WHAT YOU SHOULD DO. Copy each line in the data that includes the word "name".

Records from a collection.
## start

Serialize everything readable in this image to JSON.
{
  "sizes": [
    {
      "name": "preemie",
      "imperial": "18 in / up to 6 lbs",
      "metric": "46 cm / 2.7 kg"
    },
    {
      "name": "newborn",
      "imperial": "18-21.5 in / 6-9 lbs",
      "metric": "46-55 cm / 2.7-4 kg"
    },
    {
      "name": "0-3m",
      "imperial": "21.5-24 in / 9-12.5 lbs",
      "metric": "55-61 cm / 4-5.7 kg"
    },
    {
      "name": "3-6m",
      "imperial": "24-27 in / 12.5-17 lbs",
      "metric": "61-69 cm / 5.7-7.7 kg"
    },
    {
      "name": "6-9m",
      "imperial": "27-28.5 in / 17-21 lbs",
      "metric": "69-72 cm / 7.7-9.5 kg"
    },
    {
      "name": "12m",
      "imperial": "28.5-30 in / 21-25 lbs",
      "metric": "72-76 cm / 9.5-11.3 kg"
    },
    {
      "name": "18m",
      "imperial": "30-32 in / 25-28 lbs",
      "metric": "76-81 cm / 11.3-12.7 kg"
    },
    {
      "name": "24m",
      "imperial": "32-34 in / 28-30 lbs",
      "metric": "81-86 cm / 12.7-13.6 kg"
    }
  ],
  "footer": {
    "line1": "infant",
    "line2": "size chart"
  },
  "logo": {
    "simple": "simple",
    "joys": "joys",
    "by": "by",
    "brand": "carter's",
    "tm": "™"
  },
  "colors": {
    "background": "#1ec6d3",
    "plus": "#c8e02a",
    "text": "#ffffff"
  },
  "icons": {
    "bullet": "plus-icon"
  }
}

## end

THE ANSWER.
      "name": "preemie",
      "name": "newborn",
      "name": "0-3m",
      "name": "3-6m",
      "name": "6-9m",
      "name": "12m",
      "name": "18m",
      "name": "24m",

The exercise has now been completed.